• [WHAT IS NEEDED]:
Find every line with the word "muligheder" and give their count, nothing else.

(Stored records)
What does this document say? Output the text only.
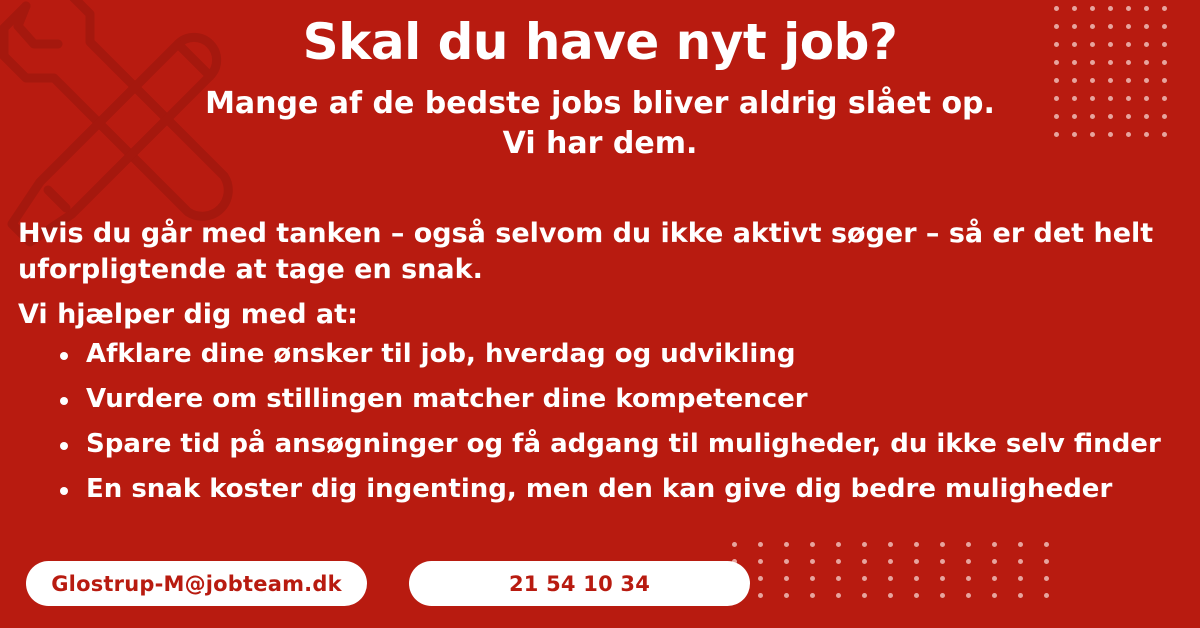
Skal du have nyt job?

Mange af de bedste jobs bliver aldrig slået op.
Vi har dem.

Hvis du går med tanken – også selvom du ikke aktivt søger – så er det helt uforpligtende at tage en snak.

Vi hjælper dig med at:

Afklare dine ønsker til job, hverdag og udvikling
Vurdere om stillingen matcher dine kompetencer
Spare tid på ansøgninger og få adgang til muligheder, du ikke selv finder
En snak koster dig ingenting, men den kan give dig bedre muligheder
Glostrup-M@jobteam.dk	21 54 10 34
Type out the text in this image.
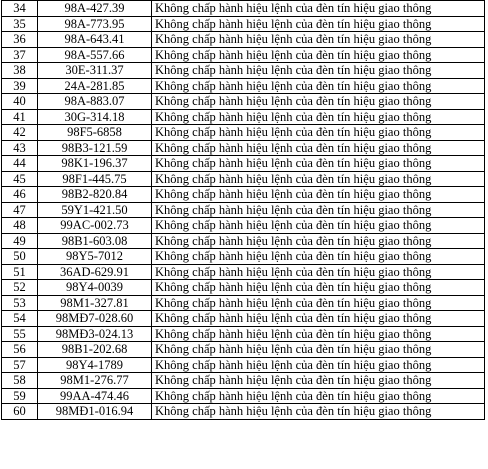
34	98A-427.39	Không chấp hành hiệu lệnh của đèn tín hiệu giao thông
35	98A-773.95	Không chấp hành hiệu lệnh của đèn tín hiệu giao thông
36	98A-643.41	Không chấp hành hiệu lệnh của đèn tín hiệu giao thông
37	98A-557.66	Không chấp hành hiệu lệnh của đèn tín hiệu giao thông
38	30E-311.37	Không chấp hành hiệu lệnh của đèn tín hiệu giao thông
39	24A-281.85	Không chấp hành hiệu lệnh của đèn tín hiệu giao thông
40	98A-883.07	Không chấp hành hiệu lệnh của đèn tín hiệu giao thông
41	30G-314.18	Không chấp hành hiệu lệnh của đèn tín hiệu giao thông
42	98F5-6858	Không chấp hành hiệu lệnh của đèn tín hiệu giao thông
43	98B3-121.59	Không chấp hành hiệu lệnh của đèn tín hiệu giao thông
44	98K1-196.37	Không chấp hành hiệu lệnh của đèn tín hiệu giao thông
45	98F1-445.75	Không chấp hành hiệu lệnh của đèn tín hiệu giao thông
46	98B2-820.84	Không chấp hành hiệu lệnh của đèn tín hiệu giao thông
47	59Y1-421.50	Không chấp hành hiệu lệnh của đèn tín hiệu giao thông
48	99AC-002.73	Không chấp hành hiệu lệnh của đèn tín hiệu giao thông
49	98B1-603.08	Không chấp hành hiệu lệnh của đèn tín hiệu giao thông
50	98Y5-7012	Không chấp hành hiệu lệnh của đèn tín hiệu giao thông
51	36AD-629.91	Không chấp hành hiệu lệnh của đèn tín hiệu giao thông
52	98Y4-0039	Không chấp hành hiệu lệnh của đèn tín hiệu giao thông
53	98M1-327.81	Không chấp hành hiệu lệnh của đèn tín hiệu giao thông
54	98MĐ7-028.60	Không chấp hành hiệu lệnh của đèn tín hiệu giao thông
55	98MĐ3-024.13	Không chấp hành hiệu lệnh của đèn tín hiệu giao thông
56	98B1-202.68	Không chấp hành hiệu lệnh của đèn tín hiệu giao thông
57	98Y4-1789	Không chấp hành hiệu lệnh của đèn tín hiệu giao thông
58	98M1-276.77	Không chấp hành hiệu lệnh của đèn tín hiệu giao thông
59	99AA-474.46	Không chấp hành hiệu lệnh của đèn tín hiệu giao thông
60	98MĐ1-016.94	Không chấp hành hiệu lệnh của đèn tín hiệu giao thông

...

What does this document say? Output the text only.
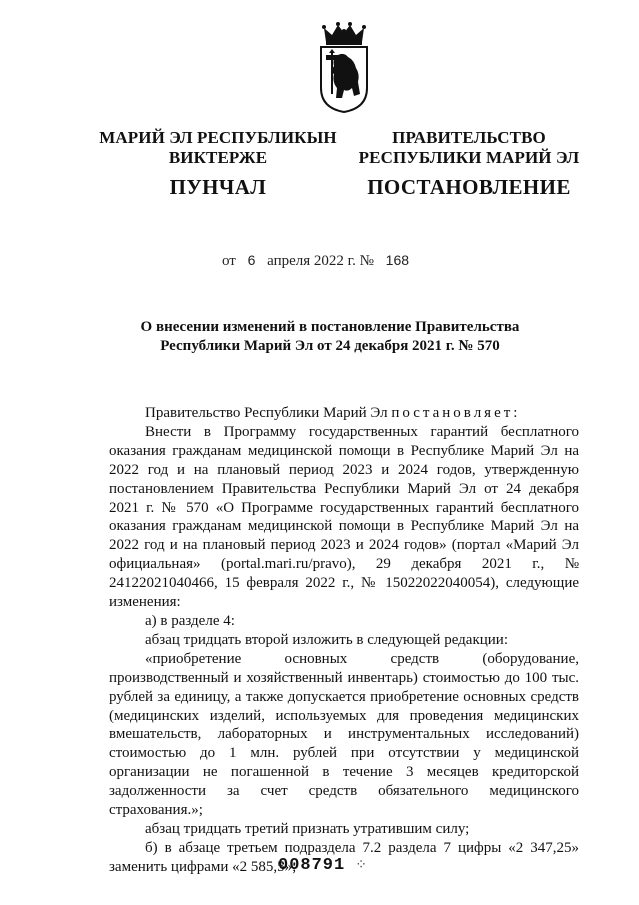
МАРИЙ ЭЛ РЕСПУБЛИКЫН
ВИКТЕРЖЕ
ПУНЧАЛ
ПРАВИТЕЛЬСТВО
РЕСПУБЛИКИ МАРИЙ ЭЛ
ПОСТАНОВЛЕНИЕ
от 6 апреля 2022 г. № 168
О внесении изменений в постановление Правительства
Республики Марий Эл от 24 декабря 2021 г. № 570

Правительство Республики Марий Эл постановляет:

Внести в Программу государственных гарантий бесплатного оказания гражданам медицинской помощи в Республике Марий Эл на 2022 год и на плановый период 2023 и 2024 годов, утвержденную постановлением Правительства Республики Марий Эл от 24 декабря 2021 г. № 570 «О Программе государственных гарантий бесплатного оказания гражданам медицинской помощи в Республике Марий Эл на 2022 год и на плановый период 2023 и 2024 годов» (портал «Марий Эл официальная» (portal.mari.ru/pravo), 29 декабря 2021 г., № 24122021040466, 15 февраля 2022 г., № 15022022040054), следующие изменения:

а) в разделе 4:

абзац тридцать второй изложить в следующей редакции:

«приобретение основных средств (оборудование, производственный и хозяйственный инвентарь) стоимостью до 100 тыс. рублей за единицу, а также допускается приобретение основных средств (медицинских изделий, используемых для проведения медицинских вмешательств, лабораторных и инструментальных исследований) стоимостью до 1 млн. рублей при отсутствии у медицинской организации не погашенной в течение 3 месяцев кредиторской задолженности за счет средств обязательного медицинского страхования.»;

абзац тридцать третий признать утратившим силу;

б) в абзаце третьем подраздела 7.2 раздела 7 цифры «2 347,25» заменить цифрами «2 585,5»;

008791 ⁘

• [SOLUTION]:
2